§ PROBLEM
Please write out every one of the items below character for character, changing nothing.

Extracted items
= = = = =
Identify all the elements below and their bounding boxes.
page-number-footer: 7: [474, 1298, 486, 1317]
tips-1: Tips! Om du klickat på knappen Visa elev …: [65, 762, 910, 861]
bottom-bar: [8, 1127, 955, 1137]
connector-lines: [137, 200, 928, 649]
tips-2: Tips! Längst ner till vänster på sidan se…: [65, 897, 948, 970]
= = = = =
§ THE ANSWER
Identify all the elements below and their bounding boxes.
page-number-footer: 7: [474, 1298, 486, 1317]
tips-1: Tips! Om du klickat på knappen Visa elev …: [65, 762, 910, 861]
bottom-bar: [8, 1127, 955, 1137]
connector-lines: [137, 200, 928, 649]
tips-2: Tips! Längst ner till vänster på sidan se…: [65, 897, 948, 970]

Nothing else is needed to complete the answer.